**FRAGMENT ŹRÓDŁOWY:**
================================

W narracji Państwa Hnatów bardzo często wspominano Piotra Przybosia. Jak już pisałem wyżej był on jednym z nauczycieli pana Józefa, a gdy ten się ożenił z Panią Reginą, Przyboś stał się dla niego rodziną. Piotr Przyboś był samoukiem grającym na skrzypcach, ale także na organach. Grywał jeszcze przed wojną i znał niewyobrażalną ilość ludowych melodii. Był także założycielem zespołu Bukowianie. Mój rozmówca uczył i ćwiczył się pod jego okiem wiele lat i to dzięki niemu opanował repertuar ludowy. Wspominał, że bardzo dużo z p. Przybosiem ćwiczyli zimą w 1960 roku. Pan Przyboś według pana Hnata był dobrym duchem zespołu, nie tylko powołał go do życia, ale to on doglądał wszelkich szczegółów, w pierwszej fazie opracował tańce itp. Co więcej był też jednym z bardziej rozpoznawalnych muzykantów w okolicy. Wielu uczyło się przy nim i od niego. W swoim repertuarze miał nie tylko melodie polskie, ale też łemkowskie i żydowskie. Wszystko grał z pamięci, nie miał nic zapisanego. Pan Przyboś był spokrewniony z Julianem Przybosiem. Pamiątki związane z muzykowaniem Piotra Przybosia znajdują się u jego syna Adama (Bukowsko) i Henryka Pałuka (Nowotaniec - pracownik GOK w Bukowsku).
Choć grał jeszcze przed wojskiem to podczas dwuletniej służby wojskowej nie miał okazji muzykować w armii. Wspominał, że tylko raz jedyny, gdy w kapeli zabrakło akordeonisty, został poproszony o granie. Żona pana Hnata wspominała, że jak jej mąż przyjeżdżał do Bukowska na przepustki z wojska to cała miejscowości się cieszyła bo było pewne, że będzie zabawa taneczna. On i jego przyjaciel z trąbką wystarczali do tego aby zorganizować zabawę. Ona, nie będąc jeszcze wówczas, jego żoną organizowała owe zabawy. Przy okazji organizowania jednej z takich zabaw poznali się bliżej. Po wyjściu z wojska do cywila za namową pana Przybosia zaczęli formowanie kapeli, która dała początek Bukowianom, którzy powstali w 1969 roku. Kapela grała jednak tylko pod zespół i oficjalne występy, bez grania na weselach czy zabawach. Grywał jednak także na zabawach i weselach, a także w jednej z sanockich restauracji na dancingach. Zespół weselny w którym grał Pan Hnat cieszył się wzięciem. W repertuarze mieli m.in. wiele marszów, a to wg słów mojego rozmówcy miało świadczyć o poziomie zespołu.

================================

**TWOJE ZADANIE:** Streść fragment w dwóch zdaniach. Opieraj się wyłącznie na treści fragmentu.

**Wpisy danych:**

================================

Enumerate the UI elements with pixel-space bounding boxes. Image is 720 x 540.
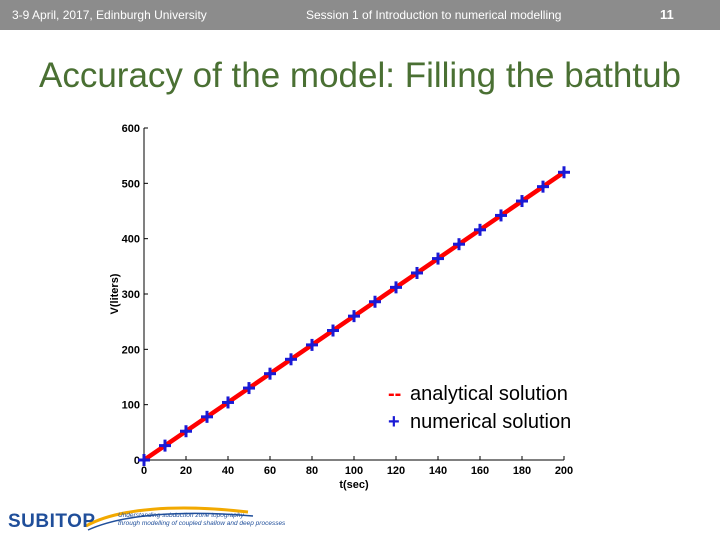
x-tick-label: 40 [222,465,234,477]
x-tick-label: 160 [471,465,489,477]
header-session: Session 1 of Introduction to numerical m… [306,8,562,22]
legend-numerical-marker: + [388,411,400,433]
logo-text: SUBITOP [8,511,96,532]
y-tick-label: 500 [122,178,140,190]
subitop-logo: SUBITOP Understanding subduction zone to… [8,506,328,540]
x-tick-label: 80 [306,465,318,477]
numerical-point [537,180,549,193]
numerical-point [516,195,528,208]
slide-header: 3-9 April, 2017, Edinburgh University Se… [0,0,720,30]
numerical-point [474,223,486,236]
numerical-point [495,209,507,222]
x-axis-label: t(sec) [339,479,369,491]
numerical-point [180,425,192,438]
numerical-point [411,266,423,279]
numerical-point [264,367,276,380]
numerical-point [327,324,339,337]
logo-tagline-2: through modelling of coupled shallow and… [118,520,286,527]
y-tick-label: 200 [122,344,140,356]
x-tick-label: 120 [387,465,405,477]
numerical-point [138,454,150,466]
y-tick-label: 400 [122,234,140,246]
x-tick-label: 60 [264,465,276,477]
numerical-point [369,295,381,308]
legend-analytical-marker: -- [388,383,401,405]
numerical-point [348,310,360,323]
header-event: 3-9 April, 2017, Edinburgh University [12,8,207,22]
x-tick-label: 140 [429,465,447,477]
x-tick-label: 100 [345,465,363,477]
numerical-point [222,396,234,409]
numerical-point [453,238,465,251]
numerical-point [390,281,402,294]
logo-swoosh-icon [85,506,254,531]
y-axis-label: V(liters) [109,273,121,314]
numerical-point [285,353,297,366]
numerical-point [306,338,318,351]
legend-numerical-label: numerical solution [410,411,571,433]
numerical-point [432,252,444,265]
y-tick-label: 600 [122,123,140,135]
legend-analytical-label: analytical solution [410,383,568,405]
logo-tagline-1: Understanding subduction zone topography [118,512,244,519]
page-number: 11 [660,7,674,22]
x-tick-label: 180 [513,465,531,477]
x-tick-label: 0 [141,465,147,477]
slide-title: Accuracy of the model: Filling the batht… [38,56,681,95]
numerical-point [243,382,255,395]
numerical-point [159,439,171,452]
x-tick-label: 200 [555,465,573,477]
x-tick-label: 20 [180,465,192,477]
y-tick-label: 0 [134,455,140,467]
numerical-point [558,166,570,179]
numerical-point [201,410,213,423]
y-tick-label: 300 [122,289,140,301]
y-tick-label: 100 [122,400,140,412]
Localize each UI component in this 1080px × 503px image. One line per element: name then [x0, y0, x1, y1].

================================

**GOTOWA ODPOWIEDŹ:** Piotr Przyboś, samouk grający na skrzypcach i organach, który znał niewyobrażalną liczbę ludowych melodii, uczył rozmówcę i założył zespół Bukowianie. Po służbie wojskowej pana Hnata za namową Przybosia zaczęto formować kapelę, która dała początek powstałym w 1969 roku Bukowianom, a pan Hnat grywał też na zabawach, weselach i dancingach.